• _Your task_
Scan the data below. Pull out each line where "object" occurs.

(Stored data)
++++++

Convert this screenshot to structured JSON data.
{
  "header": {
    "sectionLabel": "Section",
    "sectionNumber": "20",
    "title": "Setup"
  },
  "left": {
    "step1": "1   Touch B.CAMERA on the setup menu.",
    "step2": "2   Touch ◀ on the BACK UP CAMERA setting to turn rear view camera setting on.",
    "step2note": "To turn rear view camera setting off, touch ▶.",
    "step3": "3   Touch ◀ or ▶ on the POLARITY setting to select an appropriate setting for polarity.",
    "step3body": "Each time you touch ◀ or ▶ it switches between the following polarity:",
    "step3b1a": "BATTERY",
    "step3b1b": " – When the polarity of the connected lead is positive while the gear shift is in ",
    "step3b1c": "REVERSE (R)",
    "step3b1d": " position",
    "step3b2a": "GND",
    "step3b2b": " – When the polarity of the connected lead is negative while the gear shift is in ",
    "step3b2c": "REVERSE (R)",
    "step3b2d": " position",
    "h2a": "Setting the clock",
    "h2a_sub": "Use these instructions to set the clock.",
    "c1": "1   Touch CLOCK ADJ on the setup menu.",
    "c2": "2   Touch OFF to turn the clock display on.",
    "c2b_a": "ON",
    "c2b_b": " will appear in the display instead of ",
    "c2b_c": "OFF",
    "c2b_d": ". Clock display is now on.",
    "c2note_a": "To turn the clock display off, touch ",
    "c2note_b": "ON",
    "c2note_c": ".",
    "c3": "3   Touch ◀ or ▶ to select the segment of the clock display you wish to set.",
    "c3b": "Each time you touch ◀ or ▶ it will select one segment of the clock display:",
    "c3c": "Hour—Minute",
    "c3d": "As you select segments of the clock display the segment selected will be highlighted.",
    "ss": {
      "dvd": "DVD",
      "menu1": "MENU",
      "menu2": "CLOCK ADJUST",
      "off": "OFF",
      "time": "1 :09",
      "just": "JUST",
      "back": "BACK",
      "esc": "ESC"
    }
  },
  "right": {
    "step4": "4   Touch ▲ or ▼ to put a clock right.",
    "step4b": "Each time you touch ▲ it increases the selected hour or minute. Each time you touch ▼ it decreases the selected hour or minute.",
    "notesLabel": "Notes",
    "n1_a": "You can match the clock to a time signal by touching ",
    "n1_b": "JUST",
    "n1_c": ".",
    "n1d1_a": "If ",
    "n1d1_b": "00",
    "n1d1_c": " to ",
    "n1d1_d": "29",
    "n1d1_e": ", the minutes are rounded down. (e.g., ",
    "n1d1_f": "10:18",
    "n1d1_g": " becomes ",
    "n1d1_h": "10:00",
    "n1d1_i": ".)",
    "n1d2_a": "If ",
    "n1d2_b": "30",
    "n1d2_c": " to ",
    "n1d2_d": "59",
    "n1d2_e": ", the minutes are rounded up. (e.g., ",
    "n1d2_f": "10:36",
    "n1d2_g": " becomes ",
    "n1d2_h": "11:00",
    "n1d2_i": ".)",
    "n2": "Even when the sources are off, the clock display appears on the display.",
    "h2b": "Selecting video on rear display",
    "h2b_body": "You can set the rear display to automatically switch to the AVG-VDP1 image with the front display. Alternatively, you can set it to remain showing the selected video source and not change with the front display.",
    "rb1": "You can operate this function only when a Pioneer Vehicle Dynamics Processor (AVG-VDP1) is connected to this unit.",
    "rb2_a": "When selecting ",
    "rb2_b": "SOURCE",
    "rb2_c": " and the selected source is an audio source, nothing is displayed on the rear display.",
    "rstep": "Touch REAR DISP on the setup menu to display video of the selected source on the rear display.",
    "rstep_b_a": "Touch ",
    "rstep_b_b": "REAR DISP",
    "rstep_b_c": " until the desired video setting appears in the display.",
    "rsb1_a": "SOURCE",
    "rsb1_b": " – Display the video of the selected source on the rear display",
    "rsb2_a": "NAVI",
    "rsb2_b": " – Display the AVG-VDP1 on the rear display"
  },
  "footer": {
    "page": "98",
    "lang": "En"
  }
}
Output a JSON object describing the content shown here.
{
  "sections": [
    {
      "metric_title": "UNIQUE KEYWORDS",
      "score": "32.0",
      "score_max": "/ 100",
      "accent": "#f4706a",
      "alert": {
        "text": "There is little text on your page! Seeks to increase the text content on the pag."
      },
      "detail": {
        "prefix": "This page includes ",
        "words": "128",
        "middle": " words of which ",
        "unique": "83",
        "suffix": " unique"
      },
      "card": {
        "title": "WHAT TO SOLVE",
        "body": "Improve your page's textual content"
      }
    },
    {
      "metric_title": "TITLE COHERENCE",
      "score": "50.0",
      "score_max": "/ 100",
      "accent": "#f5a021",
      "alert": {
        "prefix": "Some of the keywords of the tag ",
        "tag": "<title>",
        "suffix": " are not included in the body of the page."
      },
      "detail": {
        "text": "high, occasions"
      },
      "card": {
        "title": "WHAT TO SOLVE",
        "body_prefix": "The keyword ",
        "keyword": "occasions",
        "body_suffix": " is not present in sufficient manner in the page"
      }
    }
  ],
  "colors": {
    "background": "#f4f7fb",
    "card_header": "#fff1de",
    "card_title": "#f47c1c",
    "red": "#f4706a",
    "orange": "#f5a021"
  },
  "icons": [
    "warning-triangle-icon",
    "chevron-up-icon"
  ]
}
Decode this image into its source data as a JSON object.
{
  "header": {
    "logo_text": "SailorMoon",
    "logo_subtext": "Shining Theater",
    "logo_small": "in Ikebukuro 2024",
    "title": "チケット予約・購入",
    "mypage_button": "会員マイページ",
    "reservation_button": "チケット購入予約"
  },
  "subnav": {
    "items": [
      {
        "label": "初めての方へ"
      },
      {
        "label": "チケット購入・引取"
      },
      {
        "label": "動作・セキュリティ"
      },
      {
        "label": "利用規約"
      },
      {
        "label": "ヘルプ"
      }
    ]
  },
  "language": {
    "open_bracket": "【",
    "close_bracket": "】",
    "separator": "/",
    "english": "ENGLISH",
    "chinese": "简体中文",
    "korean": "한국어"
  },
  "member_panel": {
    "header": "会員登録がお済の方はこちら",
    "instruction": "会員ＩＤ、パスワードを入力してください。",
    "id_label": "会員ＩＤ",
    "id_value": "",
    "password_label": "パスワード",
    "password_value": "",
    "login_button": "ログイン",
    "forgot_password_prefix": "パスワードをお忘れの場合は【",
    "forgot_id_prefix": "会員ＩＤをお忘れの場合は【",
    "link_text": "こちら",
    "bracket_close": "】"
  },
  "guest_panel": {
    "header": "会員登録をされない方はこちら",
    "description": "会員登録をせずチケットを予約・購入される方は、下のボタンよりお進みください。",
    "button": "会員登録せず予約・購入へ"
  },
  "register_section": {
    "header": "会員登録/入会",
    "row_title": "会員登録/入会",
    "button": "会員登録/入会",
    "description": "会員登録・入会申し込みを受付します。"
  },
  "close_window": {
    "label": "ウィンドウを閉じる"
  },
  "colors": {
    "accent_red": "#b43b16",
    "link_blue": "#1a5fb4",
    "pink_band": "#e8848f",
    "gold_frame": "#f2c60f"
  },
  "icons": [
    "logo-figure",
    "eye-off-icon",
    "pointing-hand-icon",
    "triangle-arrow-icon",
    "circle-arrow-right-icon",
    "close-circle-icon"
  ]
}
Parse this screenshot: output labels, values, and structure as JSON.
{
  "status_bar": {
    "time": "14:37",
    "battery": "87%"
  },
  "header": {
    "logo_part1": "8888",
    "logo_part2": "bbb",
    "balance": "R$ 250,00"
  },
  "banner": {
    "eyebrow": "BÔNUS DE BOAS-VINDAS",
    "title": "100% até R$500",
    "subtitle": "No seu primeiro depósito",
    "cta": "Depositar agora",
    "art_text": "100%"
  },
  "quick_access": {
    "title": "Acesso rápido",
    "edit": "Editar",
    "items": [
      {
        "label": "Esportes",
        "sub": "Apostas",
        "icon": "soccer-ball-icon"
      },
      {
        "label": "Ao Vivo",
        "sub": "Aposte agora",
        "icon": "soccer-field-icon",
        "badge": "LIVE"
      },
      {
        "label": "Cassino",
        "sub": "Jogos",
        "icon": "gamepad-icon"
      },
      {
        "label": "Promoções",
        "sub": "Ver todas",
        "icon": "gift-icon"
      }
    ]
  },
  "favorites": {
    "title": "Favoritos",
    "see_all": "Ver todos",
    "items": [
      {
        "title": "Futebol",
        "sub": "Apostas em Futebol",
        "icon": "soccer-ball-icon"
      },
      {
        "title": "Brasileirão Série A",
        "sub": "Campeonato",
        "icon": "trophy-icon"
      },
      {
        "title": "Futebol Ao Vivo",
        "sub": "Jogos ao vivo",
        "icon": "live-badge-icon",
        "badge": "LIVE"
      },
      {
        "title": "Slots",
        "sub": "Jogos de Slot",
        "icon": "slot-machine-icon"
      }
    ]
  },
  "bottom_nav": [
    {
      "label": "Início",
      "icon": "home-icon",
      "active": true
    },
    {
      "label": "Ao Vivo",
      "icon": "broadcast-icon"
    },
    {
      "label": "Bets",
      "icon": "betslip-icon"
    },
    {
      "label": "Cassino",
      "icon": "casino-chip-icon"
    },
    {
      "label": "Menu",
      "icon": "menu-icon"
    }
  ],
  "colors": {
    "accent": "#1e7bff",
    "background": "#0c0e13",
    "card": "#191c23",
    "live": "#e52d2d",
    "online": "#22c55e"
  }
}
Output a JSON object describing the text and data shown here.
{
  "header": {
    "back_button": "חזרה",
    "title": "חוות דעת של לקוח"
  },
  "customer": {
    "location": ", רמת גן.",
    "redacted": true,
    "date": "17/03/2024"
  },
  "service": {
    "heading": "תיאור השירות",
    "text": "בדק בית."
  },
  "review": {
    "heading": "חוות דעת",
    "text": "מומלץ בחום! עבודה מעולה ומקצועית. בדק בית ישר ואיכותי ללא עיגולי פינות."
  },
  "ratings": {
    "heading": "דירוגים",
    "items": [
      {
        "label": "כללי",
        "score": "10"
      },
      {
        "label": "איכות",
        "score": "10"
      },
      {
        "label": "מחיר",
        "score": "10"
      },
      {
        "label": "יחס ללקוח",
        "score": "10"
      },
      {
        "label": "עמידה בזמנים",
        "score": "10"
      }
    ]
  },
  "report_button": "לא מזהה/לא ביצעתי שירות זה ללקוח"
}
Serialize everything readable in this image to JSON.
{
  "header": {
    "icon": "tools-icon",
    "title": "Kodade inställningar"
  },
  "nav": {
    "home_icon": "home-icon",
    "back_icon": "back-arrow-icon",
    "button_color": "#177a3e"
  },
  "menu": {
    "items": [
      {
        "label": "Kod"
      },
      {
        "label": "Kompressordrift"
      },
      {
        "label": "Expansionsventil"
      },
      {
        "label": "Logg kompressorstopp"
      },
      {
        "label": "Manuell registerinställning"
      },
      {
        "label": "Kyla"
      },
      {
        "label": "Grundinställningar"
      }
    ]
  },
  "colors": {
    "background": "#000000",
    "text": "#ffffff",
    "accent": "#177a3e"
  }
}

++++++

• _The output_
Output a JSON object describing the content shown here.
Decode this image into its source data as a JSON object.
Output a JSON object describing the text and data shown here.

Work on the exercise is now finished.